PASSAGE TO READ ::
The Spy Story: An Episode in Russia’s Confusion

Publication: Eurasia Daily Monitor Volume: 10 Issue: 95

US Ambassador to Moscow Michael McFaul (Source: AP)

As spy scandals go, the one in Moscow last week (May 14) could set a new record for oddity and senselessness. Accused Central Intelligence Agency (CIA) agent Ryan Fogle (29) was caught red-handed with a thick pad of money, a map of Moscow and, remarkably, a compass, trying to recruit a low-ranking Federal Security Service (FSB) officer for an enormous reward (Rossiiskaya Gazeta, May 15). The John le Carre-style operation was filmed and made headline news on all Russian TV channels, but made no impact whatsoever on the delicate diplomatic dance that United States Secretary of State John Kerry and Russian Foreign Minister Sergei Lavrov have been performing the last few weeks (Ezhednevny Zhurnal, May 16). Ambassador Michael McFaul had to swallow the official reprimand but refused to provide any comments, and the explanations coming from the FSB are far from triumphant, boiling down to losing patience after several warnings to the brazen US spy handlers (RIA Novosti, May 17). The extra-high publicity around the “wig-and-compass” farce makes little sense in the context of US-Russian relations, and President Vladimir Putin shrugged it off as he prepares an answer to President Barack Obama’s arms control initiative (Nezavisimoe Voennoe Obozrenie, May 17).

It makes plenty of sense, however, in the context of the Kremlin’s heavy pressure on Russian non-governmental organizations (NGO), which are being investigated with severe prejudice regarding their funding from Western sources (New Times, May 13; Novaya Gazeta, May 15). The accusations of acting on the orders from abroad, which would necessitate these NGOs’ legal identification as “foreign agents,” are often so bizarre that the Kremlin, indeed, has to try to “prove” that US spies are expanding their dirty work in Russia in the most old-fashioned way. Some groups in the opposition are discouraged by this pressure and disheartened by the unimpressive results of street protests, while others are resorting to more radical means of resistance. Consequently, the opposition Coordination Council is having a hard time trying to preserve unity and organize a new march in Moscow on June 12 (Ezhednevny Zhurnal, May 17;, May 18). Nevertheless, disappointment in Putin’s regime is growing, as is the opposition to the corrupt cronyism under the surface of its monolithic stability (Moskovskie Novosti, May 17).

PROVIDED DATA ::
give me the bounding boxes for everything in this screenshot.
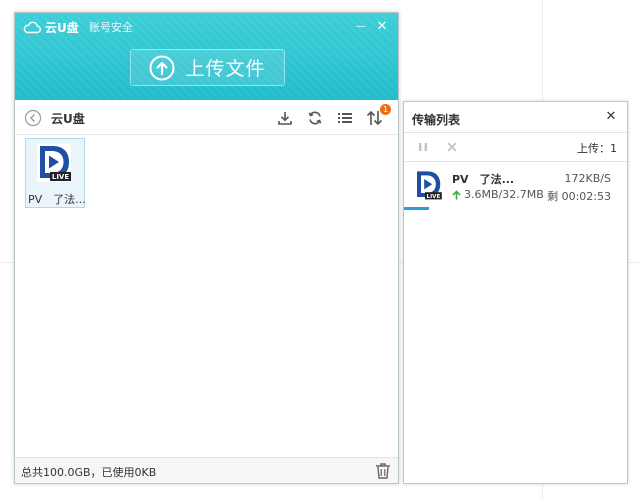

GIVEN REQUEST 1 ::
In the article on the Moscow spy scandal, on what date is the opposition Coordination Council trying to organize a new march in Moscow?
GIVEN REQUEST 2 ::
Carry on the article about the Moscow spy scandal from the point where it stops.

EXERCISE OUTPUT 1 ::
June 12

EXERCISE OUTPUT 2 ::
Deteriorating economic performance and widespread expectations of stagnation underpin this discontent. Last week, Minister of Economic Development Andrei Belousov presented a sober analysis of Russia’s falling rate of growth in the last five quarters and assessments of the gradual decline of world oil prices (Kommersant, May 17). Defying his own data, he then set guidelines for an acceleration of the economy to 3.7 percent in 2014, to be driven by an inflow of investments in the miraculously improved business climate (RBC Daily, May 17). The only plausible explanation for this optimism is Belousov’s intention to quit his job, in which he is held responsible for disappearing growth, and become Putin’s economic adviser instead of Elvira Nabiullina, who is due to become the head of the Central Bank (, May 16). Putin cannot fail to see that his economic decrees are turning into wishful thinking, but berating the ministers makes scant difference, and the only strong move could be to replace Prime Minister Dmitry Medvedev with the former finance minister, Alexei Kudrin, who is biding his time within the motley opposition (Nezavisimaya Gazeta, May 16).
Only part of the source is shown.